▸ Instructions for the task
Return the records word for word. Any pictures in them are not part of the copy.

▸ Supplied data
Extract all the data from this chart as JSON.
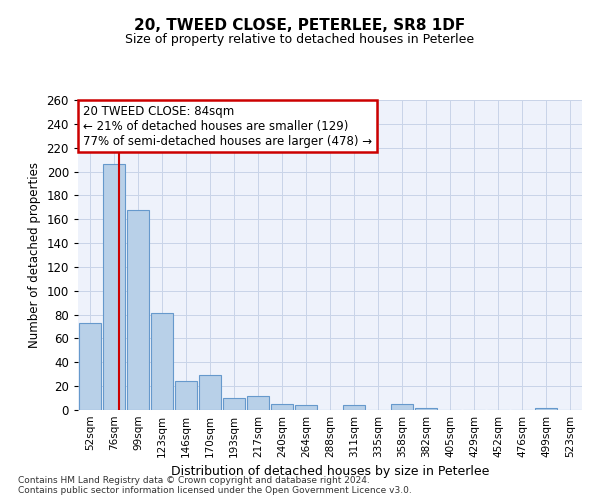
{
  "title1": "20, TWEED CLOSE, PETERLEE, SR8 1DF",
  "title2": "Size of property relative to detached houses in Peterlee",
  "xlabel": "Distribution of detached houses by size in Peterlee",
  "ylabel": "Number of detached properties",
  "categories": [
    "52sqm",
    "76sqm",
    "99sqm",
    "123sqm",
    "146sqm",
    "170sqm",
    "193sqm",
    "217sqm",
    "240sqm",
    "264sqm",
    "288sqm",
    "311sqm",
    "335sqm",
    "358sqm",
    "382sqm",
    "405sqm",
    "429sqm",
    "452sqm",
    "476sqm",
    "499sqm",
    "523sqm"
  ],
  "values": [
    73,
    206,
    168,
    81,
    24,
    29,
    10,
    12,
    5,
    4,
    0,
    4,
    0,
    5,
    2,
    0,
    0,
    0,
    0,
    2,
    0
  ],
  "bar_color": "#b8d0e8",
  "bar_edge_color": "#6699cc",
  "red_line_x": 1.2,
  "annotation_text": "20 TWEED CLOSE: 84sqm\n← 21% of detached houses are smaller (129)\n77% of semi-detached houses are larger (478) →",
  "annotation_box_color": "#ffffff",
  "annotation_box_edge": "#cc0000",
  "red_line_color": "#cc0000",
  "grid_color": "#c8d4e8",
  "background_color": "#eef2fb",
  "ylim": [
    0,
    260
  ],
  "yticks": [
    0,
    20,
    40,
    60,
    80,
    100,
    120,
    140,
    160,
    180,
    200,
    220,
    240,
    260
  ],
  "footer1": "Contains HM Land Registry data © Crown copyright and database right 2024.",
  "footer2": "Contains public sector information licensed under the Open Government Licence v3.0."
}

▸ Complete answer
Extract all the data from this chart as JSON.
{
  "title1": "20, TWEED CLOSE, PETERLEE, SR8 1DF",
  "title2": "Size of property relative to detached houses in Peterlee",
  "xlabel": "Distribution of detached houses by size in Peterlee",
  "ylabel": "Number of detached properties",
  "categories": [
    "52sqm",
    "76sqm",
    "99sqm",
    "123sqm",
    "146sqm",
    "170sqm",
    "193sqm",
    "217sqm",
    "240sqm",
    "264sqm",
    "288sqm",
    "311sqm",
    "335sqm",
    "358sqm",
    "382sqm",
    "405sqm",
    "429sqm",
    "452sqm",
    "476sqm",
    "499sqm",
    "523sqm"
  ],
  "values": [
    73,
    206,
    168,
    81,
    24,
    29,
    10,
    12,
    5,
    4,
    0,
    4,
    0,
    5,
    2,
    0,
    0,
    0,
    0,
    2,
    0
  ],
  "bar_color": "#b8d0e8",
  "bar_edge_color": "#6699cc",
  "red_line_x": 1.2,
  "annotation_text": "20 TWEED CLOSE: 84sqm\n← 21% of detached houses are smaller (129)\n77% of semi-detached houses are larger (478) →",
  "annotation_box_color": "#ffffff",
  "annotation_box_edge": "#cc0000",
  "red_line_color": "#cc0000",
  "grid_color": "#c8d4e8",
  "background_color": "#eef2fb",
  "ylim": [
    0,
    260
  ],
  "yticks": [
    0,
    20,
    40,
    60,
    80,
    100,
    120,
    140,
    160,
    180,
    200,
    220,
    240,
    260
  ],
  "footer1": "Contains HM Land Registry data © Crown copyright and database right 2024.",
  "footer2": "Contains public sector information licensed under the Open Government Licence v3.0."
}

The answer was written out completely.